> _Entries shown_:
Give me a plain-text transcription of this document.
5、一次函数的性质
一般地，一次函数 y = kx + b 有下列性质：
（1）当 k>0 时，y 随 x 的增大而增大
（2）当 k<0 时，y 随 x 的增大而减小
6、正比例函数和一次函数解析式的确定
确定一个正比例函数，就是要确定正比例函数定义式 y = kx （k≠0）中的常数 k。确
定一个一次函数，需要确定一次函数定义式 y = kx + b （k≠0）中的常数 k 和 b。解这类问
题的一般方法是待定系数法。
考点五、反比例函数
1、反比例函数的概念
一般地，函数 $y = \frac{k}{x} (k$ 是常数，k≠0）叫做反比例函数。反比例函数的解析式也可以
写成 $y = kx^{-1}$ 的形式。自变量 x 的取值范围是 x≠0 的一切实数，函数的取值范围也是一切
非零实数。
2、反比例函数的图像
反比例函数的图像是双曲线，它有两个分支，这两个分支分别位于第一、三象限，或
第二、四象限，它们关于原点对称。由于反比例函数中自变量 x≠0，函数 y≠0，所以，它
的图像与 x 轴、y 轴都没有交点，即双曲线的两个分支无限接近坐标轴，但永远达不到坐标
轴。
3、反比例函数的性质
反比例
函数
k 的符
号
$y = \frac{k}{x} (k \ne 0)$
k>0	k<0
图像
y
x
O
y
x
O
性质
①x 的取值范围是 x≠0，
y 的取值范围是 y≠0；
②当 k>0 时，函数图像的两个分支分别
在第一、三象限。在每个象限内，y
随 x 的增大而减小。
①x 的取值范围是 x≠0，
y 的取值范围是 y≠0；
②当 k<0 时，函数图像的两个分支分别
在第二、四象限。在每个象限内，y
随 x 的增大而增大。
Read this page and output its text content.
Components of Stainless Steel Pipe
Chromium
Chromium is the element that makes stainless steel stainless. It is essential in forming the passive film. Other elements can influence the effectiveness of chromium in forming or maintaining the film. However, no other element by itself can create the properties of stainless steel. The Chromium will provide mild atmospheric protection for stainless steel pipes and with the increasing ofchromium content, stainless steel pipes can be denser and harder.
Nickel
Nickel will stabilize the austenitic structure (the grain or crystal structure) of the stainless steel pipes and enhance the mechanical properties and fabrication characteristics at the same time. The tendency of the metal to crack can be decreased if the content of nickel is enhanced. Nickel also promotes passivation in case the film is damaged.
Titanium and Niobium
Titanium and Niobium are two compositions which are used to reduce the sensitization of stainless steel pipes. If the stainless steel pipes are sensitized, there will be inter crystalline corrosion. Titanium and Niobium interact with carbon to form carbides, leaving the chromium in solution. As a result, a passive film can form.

> _Your task_: Every entry must be output again, exactly as written above.

> _Result_:
Give me a plain-text transcription of this document.
5、一次函数的性质
一般地，一次函数 y = kx + b 有下列性质：
（1）当 k>0 时，y 随 x 的增大而增大
（2）当 k<0 时，y 随 x 的增大而减小
6、正比例函数和一次函数解析式的确定
确定一个正比例函数，就是要确定正比例函数定义式 y = kx （k≠0）中的常数 k。确
定一个一次函数，需要确定一次函数定义式 y = kx + b （k≠0）中的常数 k 和 b。解这类问
题的一般方法是待定系数法。
考点五、反比例函数
1、反比例函数的概念
一般地，函数 $y = \frac{k}{x} (k$ 是常数，k≠0）叫做反比例函数。反比例函数的解析式也可以
写成 $y = kx^{-1}$ 的形式。自变量 x 的取值范围是 x≠0 的一切实数，函数的取值范围也是一切
非零实数。
2、反比例函数的图像
反比例函数的图像是双曲线，它有两个分支，这两个分支分别位于第一、三象限，或
第二、四象限，它们关于原点对称。由于反比例函数中自变量 x≠0，函数 y≠0，所以，它
的图像与 x 轴、y 轴都没有交点，即双曲线的两个分支无限接近坐标轴，但永远达不到坐标
轴。
3、反比例函数的性质
反比例
函数
k 的符
号
$y = \frac{k}{x} (k \ne 0)$
k>0	k<0
图像
y
x
O
y
x
O
性质
①x 的取值范围是 x≠0，
y 的取值范围是 y≠0；
②当 k>0 时，函数图像的两个分支分别
在第一、三象限。在每个象限内，y
随 x 的增大而减小。
①x 的取值范围是 x≠0，
y 的取值范围是 y≠0；
②当 k<0 时，函数图像的两个分支分别
在第二、四象限。在每个象限内，y
随 x 的增大而增大。
Read this page and output its text content.
Components of Stainless Steel Pipe
Chromium
Chromium is the element that makes stainless steel stainless. It is essential in forming the passive film. Other elements can influence the effectiveness of chromium in forming or maintaining the film. However, no other element by itself can create the properties of stainless steel. The Chromium will provide mild atmospheric protection for stainless steel pipes and with the increasing ofchromium content, stainless steel pipes can be denser and harder.
Nickel
Nickel will stabilize the austenitic structure (the grain or crystal structure) of the stainless steel pipes and enhance the mechanical properties and fabrication characteristics at the same time. The tendency of the metal to crack can be decreased if the content of nickel is enhanced. Nickel also promotes passivation in case the film is damaged.
Titanium and Niobium
Titanium and Niobium are two compositions which are used to reduce the sensitization of stainless steel pipes. If the stainless steel pipes are sensitized, there will be inter crystalline corrosion. Titanium and Niobium interact with carbon to form carbides, leaving the chromium in solution. As a result, a passive film can form.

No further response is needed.